▶ Exercise aim
Copy out the listing that follows, exact in every word, and skip the images.

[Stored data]
☆ ☆ ☆ ☆ ☆ ☆ ☆

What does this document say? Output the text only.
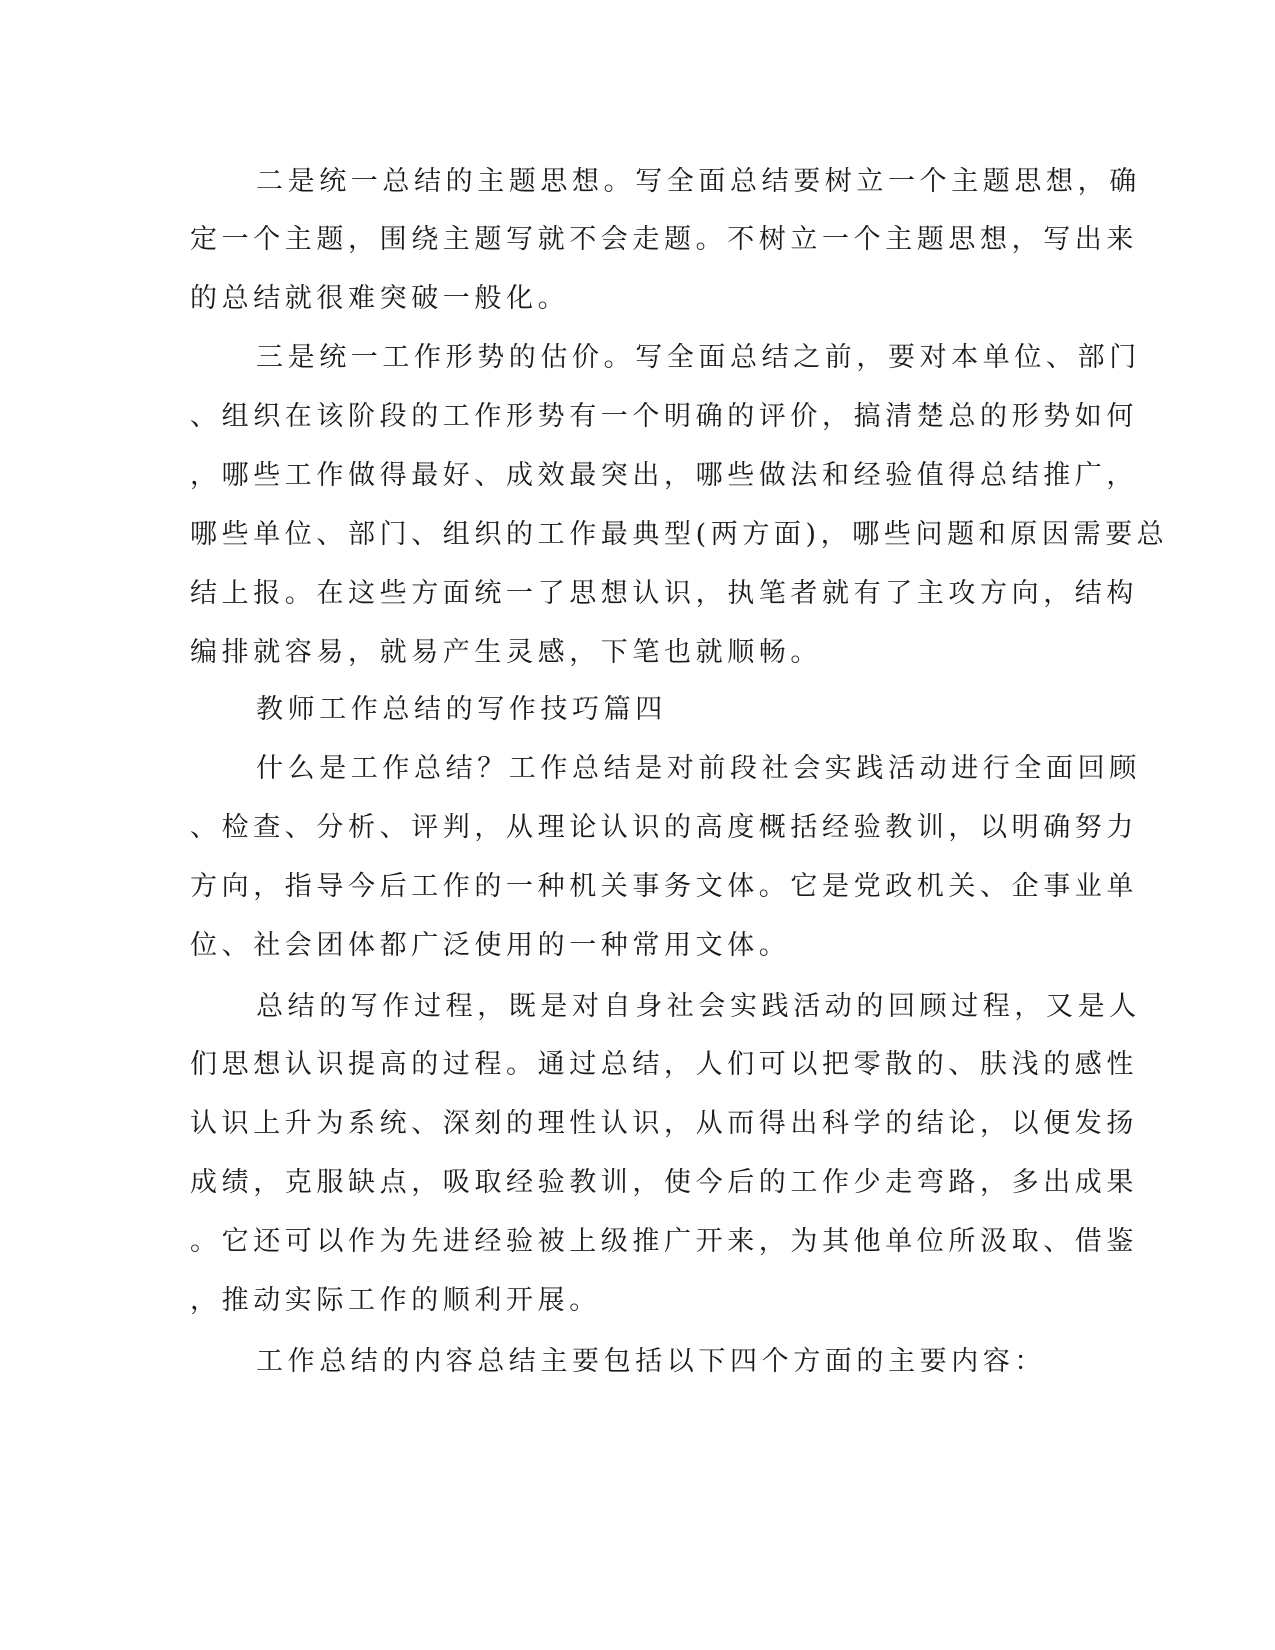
二是统一总结的主题思想。写全面总结要树立一个主题思想，确
定一个主题，围绕主题写就不会走题。不树立一个主题思想，写出来
的总结就很难突破一般化。
三是统一工作形势的估价。写全面总结之前，要对本单位、部门
、组织在该阶段的工作形势有一个明确的评价，搞清楚总的形势如何
，哪些工作做得最好、成效最突出，哪些做法和经验值得总结推广，
哪些单位、部门、组织的工作最典型(两方面)，哪些问题和原因需要总
结上报。在这些方面统一了思想认识，执笔者就有了主攻方向，结构
编排就容易，就易产生灵感，下笔也就顺畅。
教师工作总结的写作技巧篇四
什么是工作总结？工作总结是对前段社会实践活动进行全面回顾
、检查、分析、评判，从理论认识的高度概括经验教训，以明确努力
方向，指导今后工作的一种机关事务文体。它是党政机关、企事业单
位、社会团体都广泛使用的一种常用文体。
总结的写作过程，既是对自身社会实践活动的回顾过程，又是人
们思想认识提高的过程。通过总结，人们可以把零散的、肤浅的感性
认识上升为系统、深刻的理性认识，从而得出科学的结论，以便发扬
成绩，克服缺点，吸取经验教训，使今后的工作少走弯路，多出成果
。它还可以作为先进经验被上级推广开来，为其他单位所汲取、借鉴
，推动实际工作的顺利开展。
工作总结的内容总结主要包括以下四个方面的主要内容：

☆ ☆ ☆ ☆ ☆ ☆ ☆

▶ Correct output
What does this document say? Output the text only.
二是统一总结的主题思想。写全面总结要树立一个主题思想，确
定一个主题，围绕主题写就不会走题。不树立一个主题思想，写出来
的总结就很难突破一般化。
三是统一工作形势的估价。写全面总结之前，要对本单位、部门
、组织在该阶段的工作形势有一个明确的评价，搞清楚总的形势如何
，哪些工作做得最好、成效最突出，哪些做法和经验值得总结推广，
哪些单位、部门、组织的工作最典型(两方面)，哪些问题和原因需要总
结上报。在这些方面统一了思想认识，执笔者就有了主攻方向，结构
编排就容易，就易产生灵感，下笔也就顺畅。
教师工作总结的写作技巧篇四
什么是工作总结？工作总结是对前段社会实践活动进行全面回顾
、检查、分析、评判，从理论认识的高度概括经验教训，以明确努力
方向，指导今后工作的一种机关事务文体。它是党政机关、企事业单
位、社会团体都广泛使用的一种常用文体。
总结的写作过程，既是对自身社会实践活动的回顾过程，又是人
们思想认识提高的过程。通过总结，人们可以把零散的、肤浅的感性
认识上升为系统、深刻的理性认识，从而得出科学的结论，以便发扬
成绩，克服缺点，吸取经验教训，使今后的工作少走弯路，多出成果
。它还可以作为先进经验被上级推广开来，为其他单位所汲取、借鉴
，推动实际工作的顺利开展。
工作总结的内容总结主要包括以下四个方面的主要内容：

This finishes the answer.